Document passage
════

Initially, when Miliband had pledged to speak at the Durham Miners' 'Big Meeting', it was hailed as evidence of Miliband's determination to rebuild links with Labour's traditional working class supporters. However, Miliband's haughty indifference for workers has been further highlighted by his message to unions to call off the 30 June public sector strike.
At a local UCU pre-strike rally Kevin McHugh, national executive member of the PCS civil service union, derided Miliband for pulling out of the Gala. Members of the UCU lecturers' union are also unhappy about Miliband's attack on their strike action. This led to local Labour MPs, Ian Mearns and Dave Anderson, trying to distance themselves from their own national leadership.
This year's Durham Miners' Gala comes at a time when there is desperate need for a strong workers' party to lead the attack against this rotten Con-Dem government. According to the Financial Times (FT) the north-east is "the English region most vulnerable to cuts in public sector jobs and spending".

════

Supplied data
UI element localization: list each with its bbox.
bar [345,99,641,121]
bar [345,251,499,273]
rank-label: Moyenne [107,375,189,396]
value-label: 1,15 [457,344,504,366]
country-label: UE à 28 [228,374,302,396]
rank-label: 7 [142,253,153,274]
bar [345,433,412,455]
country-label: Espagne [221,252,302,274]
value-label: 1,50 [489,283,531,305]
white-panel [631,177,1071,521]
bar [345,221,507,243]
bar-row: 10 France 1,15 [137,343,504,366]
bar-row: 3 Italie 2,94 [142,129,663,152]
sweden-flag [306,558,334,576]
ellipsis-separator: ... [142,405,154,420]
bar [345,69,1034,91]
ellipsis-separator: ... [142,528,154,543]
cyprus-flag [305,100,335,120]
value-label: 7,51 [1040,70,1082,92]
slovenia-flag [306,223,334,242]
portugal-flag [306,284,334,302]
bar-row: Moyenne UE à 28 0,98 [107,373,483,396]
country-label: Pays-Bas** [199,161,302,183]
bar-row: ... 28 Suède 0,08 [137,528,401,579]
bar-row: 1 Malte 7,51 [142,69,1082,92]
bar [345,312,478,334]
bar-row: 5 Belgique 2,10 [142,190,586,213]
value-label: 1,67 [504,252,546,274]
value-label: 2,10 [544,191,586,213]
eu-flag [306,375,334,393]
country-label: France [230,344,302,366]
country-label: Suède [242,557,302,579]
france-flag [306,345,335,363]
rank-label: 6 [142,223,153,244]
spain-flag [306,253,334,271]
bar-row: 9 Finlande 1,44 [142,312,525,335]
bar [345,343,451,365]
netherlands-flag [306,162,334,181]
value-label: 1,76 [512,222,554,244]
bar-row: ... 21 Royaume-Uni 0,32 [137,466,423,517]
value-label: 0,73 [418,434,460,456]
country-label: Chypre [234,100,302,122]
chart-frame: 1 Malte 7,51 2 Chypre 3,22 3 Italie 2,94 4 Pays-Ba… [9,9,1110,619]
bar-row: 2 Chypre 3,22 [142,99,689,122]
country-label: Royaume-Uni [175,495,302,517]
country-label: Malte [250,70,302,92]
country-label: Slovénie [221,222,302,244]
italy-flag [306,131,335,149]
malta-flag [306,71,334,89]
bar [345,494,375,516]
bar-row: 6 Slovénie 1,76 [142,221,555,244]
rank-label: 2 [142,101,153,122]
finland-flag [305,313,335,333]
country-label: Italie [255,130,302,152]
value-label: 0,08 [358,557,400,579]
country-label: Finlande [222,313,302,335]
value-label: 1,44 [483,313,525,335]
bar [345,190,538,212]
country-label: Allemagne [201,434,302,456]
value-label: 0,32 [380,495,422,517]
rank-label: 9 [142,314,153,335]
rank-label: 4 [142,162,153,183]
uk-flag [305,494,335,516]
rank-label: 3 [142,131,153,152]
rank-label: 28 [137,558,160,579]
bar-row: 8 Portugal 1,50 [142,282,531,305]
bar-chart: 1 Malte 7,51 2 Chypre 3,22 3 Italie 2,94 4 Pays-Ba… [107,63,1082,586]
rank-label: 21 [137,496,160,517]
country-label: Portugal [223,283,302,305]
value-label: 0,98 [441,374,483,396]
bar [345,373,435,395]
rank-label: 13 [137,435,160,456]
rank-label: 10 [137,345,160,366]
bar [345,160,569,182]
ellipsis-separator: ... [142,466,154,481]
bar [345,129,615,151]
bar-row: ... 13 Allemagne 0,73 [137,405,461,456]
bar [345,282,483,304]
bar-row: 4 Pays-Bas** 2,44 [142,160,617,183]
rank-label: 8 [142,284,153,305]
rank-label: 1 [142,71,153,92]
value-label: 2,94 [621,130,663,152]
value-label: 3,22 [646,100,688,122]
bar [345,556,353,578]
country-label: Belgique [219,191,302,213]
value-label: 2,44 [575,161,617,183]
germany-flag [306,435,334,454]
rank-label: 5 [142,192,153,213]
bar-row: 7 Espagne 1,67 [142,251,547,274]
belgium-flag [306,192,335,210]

════

Your tasks
1. In the passage about Miliband and the Durham Miners' Gala, which union is Kevin McHugh a national executive member of?
2. Continue the passage about Miliband and the Durham Miners' Gala from its final sentence.

Responses in order
1. The PCS civil service union.

2.
The Con-Dem government are spinning the yarn that the private sector will take up the slack of public sector job losses.
However, the FT report goes on to say that the region's private sector will also be badly hit. Research indicates that an estimated 30,000 public sector job losses in the north-east will trigger the loss of a further 20,000 private sector jobs.
We are already seeing workers' lives in the private sector being turned upside down as they are thrown into unemployment. In Birtley 126 workers, almost two fifths of the workforce, have been 'shafted' by AEI Cables. The company entered a Company Voluntary Arrangement, which has left the sacked workers with no redundancy payments.
As the sustained attack on both public and private sector workers heats up an increasing number of workers are looking for an alternative.
At this year's Durham Miners' Gala, alongside listening to the brass bands, and participating in the carnival atmosphere of the event, tens of thousands will also come to hear Bob Crow putting forward a fighting alternative to this rotten government's austerity programme.